[Aim of the exercise]
Every line must be returned precisely as it is written.

[Record extracts]
-*-
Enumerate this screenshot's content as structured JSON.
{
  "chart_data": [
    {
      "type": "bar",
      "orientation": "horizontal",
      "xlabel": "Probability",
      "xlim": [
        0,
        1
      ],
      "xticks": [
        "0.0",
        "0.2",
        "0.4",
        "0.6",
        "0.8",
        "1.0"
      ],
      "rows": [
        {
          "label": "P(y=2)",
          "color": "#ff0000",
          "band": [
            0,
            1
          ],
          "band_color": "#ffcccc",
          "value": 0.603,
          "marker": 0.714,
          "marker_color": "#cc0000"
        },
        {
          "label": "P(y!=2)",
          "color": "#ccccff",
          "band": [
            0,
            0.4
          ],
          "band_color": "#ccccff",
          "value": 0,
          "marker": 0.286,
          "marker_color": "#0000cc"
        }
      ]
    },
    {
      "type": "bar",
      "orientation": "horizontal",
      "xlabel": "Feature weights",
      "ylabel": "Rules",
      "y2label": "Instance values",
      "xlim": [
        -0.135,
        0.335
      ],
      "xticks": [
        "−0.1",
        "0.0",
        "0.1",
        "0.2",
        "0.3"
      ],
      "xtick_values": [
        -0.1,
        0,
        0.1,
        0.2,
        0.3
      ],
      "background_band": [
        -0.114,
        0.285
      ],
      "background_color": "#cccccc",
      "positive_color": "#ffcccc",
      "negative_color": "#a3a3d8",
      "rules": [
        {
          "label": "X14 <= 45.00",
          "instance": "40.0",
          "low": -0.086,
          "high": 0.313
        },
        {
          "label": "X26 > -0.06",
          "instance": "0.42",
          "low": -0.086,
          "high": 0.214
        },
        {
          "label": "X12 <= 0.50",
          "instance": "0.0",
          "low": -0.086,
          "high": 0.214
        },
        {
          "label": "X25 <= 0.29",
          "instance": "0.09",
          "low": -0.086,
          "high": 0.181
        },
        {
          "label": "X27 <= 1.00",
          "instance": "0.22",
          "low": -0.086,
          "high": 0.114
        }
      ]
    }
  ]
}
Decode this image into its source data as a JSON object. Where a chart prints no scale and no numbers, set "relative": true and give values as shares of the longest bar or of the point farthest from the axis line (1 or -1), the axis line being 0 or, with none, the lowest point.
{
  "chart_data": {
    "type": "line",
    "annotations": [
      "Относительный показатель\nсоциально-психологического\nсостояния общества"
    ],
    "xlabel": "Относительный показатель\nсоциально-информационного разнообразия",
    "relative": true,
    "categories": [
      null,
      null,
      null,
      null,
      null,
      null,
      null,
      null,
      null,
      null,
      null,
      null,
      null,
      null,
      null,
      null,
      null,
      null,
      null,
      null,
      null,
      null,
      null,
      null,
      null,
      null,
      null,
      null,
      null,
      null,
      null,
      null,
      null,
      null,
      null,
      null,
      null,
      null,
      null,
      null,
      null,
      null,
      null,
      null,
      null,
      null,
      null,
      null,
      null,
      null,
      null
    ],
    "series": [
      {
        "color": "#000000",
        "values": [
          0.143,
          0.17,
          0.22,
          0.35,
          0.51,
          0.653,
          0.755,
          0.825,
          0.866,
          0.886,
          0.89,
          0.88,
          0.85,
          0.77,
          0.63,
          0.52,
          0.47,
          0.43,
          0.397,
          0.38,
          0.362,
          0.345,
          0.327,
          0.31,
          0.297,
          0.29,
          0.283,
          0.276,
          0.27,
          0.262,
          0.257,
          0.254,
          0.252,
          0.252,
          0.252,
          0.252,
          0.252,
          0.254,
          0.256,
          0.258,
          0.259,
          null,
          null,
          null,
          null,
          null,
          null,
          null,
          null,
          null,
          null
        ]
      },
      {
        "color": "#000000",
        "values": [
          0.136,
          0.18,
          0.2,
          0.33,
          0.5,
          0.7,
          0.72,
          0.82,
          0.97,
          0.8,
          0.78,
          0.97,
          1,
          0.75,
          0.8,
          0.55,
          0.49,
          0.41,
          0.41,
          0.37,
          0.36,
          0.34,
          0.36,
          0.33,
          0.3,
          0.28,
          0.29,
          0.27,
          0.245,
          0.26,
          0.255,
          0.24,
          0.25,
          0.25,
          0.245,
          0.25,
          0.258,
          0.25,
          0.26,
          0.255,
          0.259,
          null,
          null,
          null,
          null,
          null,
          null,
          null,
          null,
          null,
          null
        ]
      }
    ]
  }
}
-*-
[Solution]
Enumerate this screenshot's content as structured JSON.
{
  "chart_data": [
    {
      "type": "bar",
      "orientation": "horizontal",
      "xlabel": "Probability",
      "xlim": [
        0,
        1
      ],
      "xticks": [
        "0.0",
        "0.2",
        "0.4",
        "0.6",
        "0.8",
        "1.0"
      ],
      "rows": [
        {
          "label": "P(y=2)",
          "color": "#ff0000",
          "band": [
            0,
            1
          ],
          "band_color": "#ffcccc",
          "value": 0.603,
          "marker": 0.714,
          "marker_color": "#cc0000"
        },
        {
          "label": "P(y!=2)",
          "color": "#ccccff",
          "band": [
            0,
            0.4
          ],
          "band_color": "#ccccff",
          "value": 0,
          "marker": 0.286,
          "marker_color": "#0000cc"
        }
      ]
    },
    {
      "type": "bar",
      "orientation": "horizontal",
      "xlabel": "Feature weights",
      "ylabel": "Rules",
      "y2label": "Instance values",
      "xlim": [
        -0.135,
        0.335
      ],
      "xticks": [
        "−0.1",
        "0.0",
        "0.1",
        "0.2",
        "0.3"
      ],
      "xtick_values": [
        -0.1,
        0,
        0.1,
        0.2,
        0.3
      ],
      "background_band": [
        -0.114,
        0.285
      ],
      "background_color": "#cccccc",
      "positive_color": "#ffcccc",
      "negative_color": "#a3a3d8",
      "rules": [
        {
          "label": "X14 <= 45.00",
          "instance": "40.0",
          "low": -0.086,
          "high": 0.313
        },
        {
          "label": "X26 > -0.06",
          "instance": "0.42",
          "low": -0.086,
          "high": 0.214
        },
        {
          "label": "X12 <= 0.50",
          "instance": "0.0",
          "low": -0.086,
          "high": 0.214
        },
        {
          "label": "X25 <= 0.29",
          "instance": "0.09",
          "low": -0.086,
          "high": 0.181
        },
        {
          "label": "X27 <= 1.00",
          "instance": "0.22",
          "low": -0.086,
          "high": 0.114
        }
      ]
    }
  ]
}
Decode this image into its source data as a JSON object. Where a chart prints no scale and no numbers, set "relative": true and give values as shares of the longest bar or of the point farthest from the axis line (1 or -1), the axis line being 0 or, with none, the lowest point.
{
  "chart_data": {
    "type": "line",
    "annotations": [
      "Относительный показатель\nсоциально-психологического\nсостояния общества"
    ],
    "xlabel": "Относительный показатель\nсоциально-информационного разнообразия",
    "relative": true,
    "categories": [
      null,
      null,
      null,
      null,
      null,
      null,
      null,
      null,
      null,
      null,
      null,
      null,
      null,
      null,
      null,
      null,
      null,
      null,
      null,
      null,
      null,
      null,
      null,
      null,
      null,
      null,
      null,
      null,
      null,
      null,
      null,
      null,
      null,
      null,
      null,
      null,
      null,
      null,
      null,
      null,
      null,
      null,
      null,
      null,
      null,
      null,
      null,
      null,
      null,
      null,
      null
    ],
    "series": [
      {
        "color": "#000000",
        "values": [
          0.143,
          0.17,
          0.22,
          0.35,
          0.51,
          0.653,
          0.755,
          0.825,
          0.866,
          0.886,
          0.89,
          0.88,
          0.85,
          0.77,
          0.63,
          0.52,
          0.47,
          0.43,
          0.397,
          0.38,
          0.362,
          0.345,
          0.327,
          0.31,
          0.297,
          0.29,
          0.283,
          0.276,
          0.27,
          0.262,
          0.257,
          0.254,
          0.252,
          0.252,
          0.252,
          0.252,
          0.252,
          0.254,
          0.256,
          0.258,
          0.259,
          null,
          null,
          null,
          null,
          null,
          null,
          null,
          null,
          null,
          null
        ]
      },
      {
        "color": "#000000",
        "values": [
          0.136,
          0.18,
          0.2,
          0.33,
          0.5,
          0.7,
          0.72,
          0.82,
          0.97,
          0.8,
          0.78,
          0.97,
          1,
          0.75,
          0.8,
          0.55,
          0.49,
          0.41,
          0.41,
          0.37,
          0.36,
          0.34,
          0.36,
          0.33,
          0.3,
          0.28,
          0.29,
          0.27,
          0.245,
          0.26,
          0.255,
          0.24,
          0.25,
          0.25,
          0.245,
          0.25,
          0.258,
          0.25,
          0.26,
          0.255,
          0.259,
          null,
          null,
          null,
          null,
          null,
          null,
          null,
          null,
          null,
          null
        ]
      }
    ]
  }
}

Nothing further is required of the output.